* CHALLENGE: Reproduce every line of the listing below word for word, leaving out the pictures.

(Element boundary records)
------------------------------------------------------------------------
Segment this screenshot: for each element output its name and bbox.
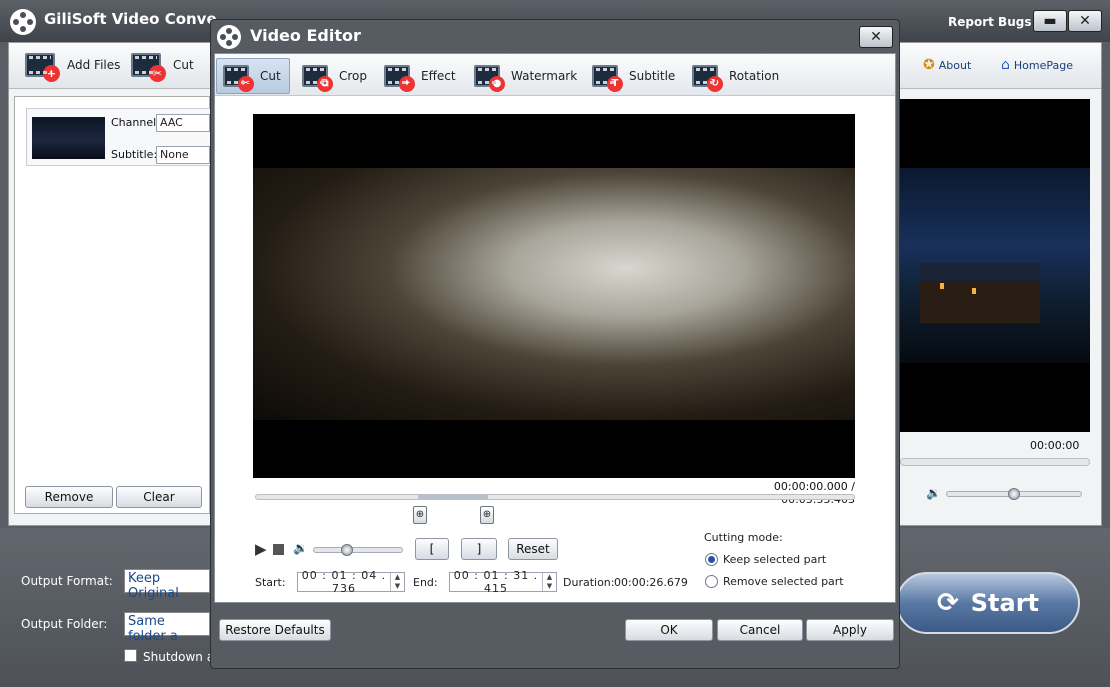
video-frame [253,168,855,420]
start-time-stepper[interactable]: 00 : 01 : 04 . 736 ▲ ▼ [297,569,405,595]
keep-selected-label: Keep selected part [723,553,827,566]
watermark-drop-icon: ● [474,65,505,92]
remove-selected-radio[interactable] [705,575,718,588]
end-label: End: [413,576,438,589]
preview-time: 00:00:00 [1030,439,1080,452]
add-files-icon: + [25,53,60,82]
add-files-button[interactable]: + Add Files [25,53,121,82]
subtitle-select[interactable]: None [156,146,210,164]
seek-bar[interactable] [255,494,855,500]
tab-subtitle[interactable]: T Subtitle [586,58,681,94]
volume-knob[interactable] [341,544,353,556]
effect-wand-icon: ✦ [384,65,415,92]
tab-crop[interactable]: ⧉ Crop [296,58,373,94]
close-button[interactable]: ✕ [1068,10,1102,32]
medal-icon: ✪ [923,57,935,73]
dialog-logo-icon [217,25,241,49]
dialog-title: Video Editor [250,26,361,45]
mark-out-button[interactable]: ] [461,538,497,560]
add-files-label: Add Files [67,58,121,72]
output-format-label: Output Format: [21,574,113,588]
channel-select[interactable]: AAC [156,114,210,132]
cut-button[interactable]: ✂ Cut [131,53,194,82]
shutdown-label: Shutdown a [143,650,215,664]
subtitle-label: Subtitle: [111,148,158,161]
end-time-value: 00 : 01 : 31 . 415 [453,569,539,595]
tab-watermark[interactable]: ● Watermark [468,58,583,94]
channel-label: Channel: [111,116,160,129]
restore-defaults-button[interactable]: Restore Defaults [219,619,331,641]
remove-selected-label: Remove selected part [723,575,844,588]
duration-label: Duration: [563,576,615,589]
about-label: About [938,58,972,72]
app-title: GiliSoft Video Conve [44,10,217,28]
about-link[interactable]: ✪ About [923,57,971,73]
subtitle-text-icon: T [592,65,623,92]
ok-button[interactable]: OK [625,619,713,641]
scissors-icon: ✂ [131,53,166,82]
shutdown-checkbox[interactable] [124,649,137,662]
volume-slider[interactable] [313,547,403,553]
clear-button[interactable]: Clear [116,486,202,508]
video-thumbnail [32,117,105,159]
end-marker-handle[interactable]: ⊕ [480,506,494,524]
scissors-icon: ✂ [223,65,254,92]
reset-button[interactable]: Reset [508,538,558,560]
start-spin-arrows[interactable]: ▲ ▼ [390,573,404,591]
play-icon[interactable]: ▶ [255,540,267,558]
duration-value: 00:00:26.679 [614,576,688,589]
start-label: Start: [255,576,286,589]
homepage-link[interactable]: ⌂ HomePage [1001,57,1073,73]
apply-button[interactable]: Apply [806,619,894,641]
cut-label: Cut [173,58,194,72]
tab-cut[interactable]: ✂ Cut [216,58,290,94]
cancel-button[interactable]: Cancel [717,619,803,641]
tab-rotation-label: Rotation [729,69,780,83]
homepage-label: HomePage [1013,58,1074,72]
preview-seek-bar[interactable] [900,458,1090,466]
stop-icon[interactable] [273,544,284,555]
tab-rotation[interactable]: ↻ Rotation [686,58,785,94]
preview-volume-icon[interactable]: 🔉 [926,486,941,500]
preview-volume-knob[interactable] [1008,488,1020,500]
start-time-value: 00 : 01 : 04 . 736 [301,569,387,595]
tab-effect[interactable]: ✦ Effect [378,58,462,94]
tab-crop-label: Crop [339,69,368,83]
dialog-close-button[interactable]: ✕ [859,26,893,48]
remove-button[interactable]: Remove [25,486,113,508]
output-format-select[interactable]: Keep Original [124,569,210,601]
refresh-icon: ⟳ [936,588,959,618]
output-folder-label: Output Folder: [21,617,108,631]
app-logo-icon [10,9,36,35]
minimize-button[interactable]: ▬ [1033,10,1067,32]
end-time-stepper[interactable]: 00 : 01 : 31 . 415 ▲ ▼ [449,569,557,595]
start-button[interactable]: ⟳ Start [896,572,1080,634]
preview-frame [900,168,1090,363]
tab-effect-label: Effect [421,69,456,83]
rotation-icon: ↻ [692,65,723,92]
start-label: Start [970,589,1040,617]
end-spin-arrows[interactable]: ▲ ▼ [542,573,556,591]
cutting-mode-label: Cutting mode: [704,531,783,544]
mark-in-button[interactable]: [ [415,538,449,560]
start-marker-handle[interactable]: ⊕ [413,506,427,524]
tab-subtitle-label: Subtitle [629,69,676,83]
keep-selected-radio[interactable] [705,553,718,566]
report-bugs-link[interactable]: Report Bugs [948,15,1031,29]
output-folder-field[interactable]: Same folder a [124,612,210,644]
crop-icon: ⧉ [302,65,333,92]
home-icon: ⌂ [1001,57,1010,73]
tab-cut-label: Cut [260,69,281,83]
tab-watermark-label: Watermark [511,69,578,83]
volume-icon[interactable]: 🔉 [293,541,308,555]
selected-range [418,494,488,500]
time-readout: 00:00:00.000 / 00:03:55.403 [773,480,855,506]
------------------------------------------------------------------------
* RESPONSE TO THE EXERCISE:
Segment this screenshot: for each element output its name and bbox.
video-frame [253,168,855,420]
start-time-stepper[interactable]: 00 : 01 : 04 . 736 ▲ ▼ [297,569,405,595]
keep-selected-label: Keep selected part [723,553,827,566]
watermark-drop-icon: ● [474,65,505,92]
remove-selected-radio[interactable] [705,575,718,588]
end-label: End: [413,576,438,589]
preview-time: 00:00:00 [1030,439,1080,452]
add-files-icon: + [25,53,60,82]
add-files-button[interactable]: + Add Files [25,53,121,82]
subtitle-select[interactable]: None [156,146,210,164]
seek-bar[interactable] [255,494,855,500]
tab-subtitle[interactable]: T Subtitle [586,58,681,94]
volume-knob[interactable] [341,544,353,556]
effect-wand-icon: ✦ [384,65,415,92]
tab-crop[interactable]: ⧉ Crop [296,58,373,94]
close-button[interactable]: ✕ [1068,10,1102,32]
medal-icon: ✪ [923,57,935,73]
dialog-logo-icon [217,25,241,49]
dialog-title: Video Editor [250,26,361,45]
mark-out-button[interactable]: ] [461,538,497,560]
add-files-label: Add Files [67,58,121,72]
output-format-label: Output Format: [21,574,113,588]
channel-select[interactable]: AAC [156,114,210,132]
cut-button[interactable]: ✂ Cut [131,53,194,82]
shutdown-label: Shutdown a [143,650,215,664]
subtitle-label: Subtitle: [111,148,158,161]
end-time-value: 00 : 01 : 31 . 415 [453,569,539,595]
tab-watermark[interactable]: ● Watermark [468,58,583,94]
channel-label: Channel: [111,116,160,129]
restore-defaults-button[interactable]: Restore Defaults [219,619,331,641]
remove-selected-label: Remove selected part [723,575,844,588]
duration-label: Duration: [563,576,615,589]
about-label: About [938,58,972,72]
app-title: GiliSoft Video Conve [44,10,217,28]
about-link[interactable]: ✪ About [923,57,971,73]
subtitle-text-icon: T [592,65,623,92]
ok-button[interactable]: OK [625,619,713,641]
scissors-icon: ✂ [131,53,166,82]
shutdown-checkbox[interactable] [124,649,137,662]
volume-slider[interactable] [313,547,403,553]
clear-button[interactable]: Clear [116,486,202,508]
video-thumbnail [32,117,105,159]
end-marker-handle[interactable]: ⊕ [480,506,494,524]
scissors-icon: ✂ [223,65,254,92]
reset-button[interactable]: Reset [508,538,558,560]
start-spin-arrows[interactable]: ▲ ▼ [390,573,404,591]
play-icon[interactable]: ▶ [255,540,267,558]
duration-value: 00:00:26.679 [614,576,688,589]
start-label: Start: [255,576,286,589]
homepage-link[interactable]: ⌂ HomePage [1001,57,1073,73]
apply-button[interactable]: Apply [806,619,894,641]
cut-label: Cut [173,58,194,72]
tab-cut[interactable]: ✂ Cut [216,58,290,94]
cancel-button[interactable]: Cancel [717,619,803,641]
tab-rotation-label: Rotation [729,69,780,83]
homepage-label: HomePage [1013,58,1074,72]
preview-seek-bar[interactable] [900,458,1090,466]
stop-icon[interactable] [273,544,284,555]
tab-rotation[interactable]: ↻ Rotation [686,58,785,94]
preview-volume-icon[interactable]: 🔉 [926,486,941,500]
preview-volume-knob[interactable] [1008,488,1020,500]
start-time-value: 00 : 01 : 04 . 736 [301,569,387,595]
tab-effect[interactable]: ✦ Effect [378,58,462,94]
tab-crop-label: Crop [339,69,368,83]
dialog-close-button[interactable]: ✕ [859,26,893,48]
remove-button[interactable]: Remove [25,486,113,508]
output-format-select[interactable]: Keep Original [124,569,210,601]
refresh-icon: ⟳ [936,588,959,618]
output-folder-label: Output Folder: [21,617,108,631]
app-logo-icon [10,9,36,35]
minimize-button[interactable]: ▬ [1033,10,1067,32]
end-time-stepper[interactable]: 00 : 01 : 31 . 415 ▲ ▼ [449,569,557,595]
start-button[interactable]: ⟳ Start [896,572,1080,634]
preview-frame [900,168,1090,363]
tab-effect-label: Effect [421,69,456,83]
rotation-icon: ↻ [692,65,723,92]
start-label: Start [970,589,1040,617]
end-spin-arrows[interactable]: ▲ ▼ [542,573,556,591]
cutting-mode-label: Cutting mode: [704,531,783,544]
mark-in-button[interactable]: [ [415,538,449,560]
start-marker-handle[interactable]: ⊕ [413,506,427,524]
tab-subtitle-label: Subtitle [629,69,676,83]
keep-selected-radio[interactable] [705,553,718,566]
report-bugs-link[interactable]: Report Bugs [948,15,1031,29]
output-folder-field[interactable]: Same folder a [124,612,210,644]
crop-icon: ⧉ [302,65,333,92]
home-icon: ⌂ [1001,57,1010,73]
tab-cut-label: Cut [260,69,281,83]
tab-watermark-label: Watermark [511,69,578,83]
volume-icon[interactable]: 🔉 [293,541,308,555]
selected-range [418,494,488,500]
time-readout: 00:00:00.000 / 00:03:55.403 [773,480,855,506]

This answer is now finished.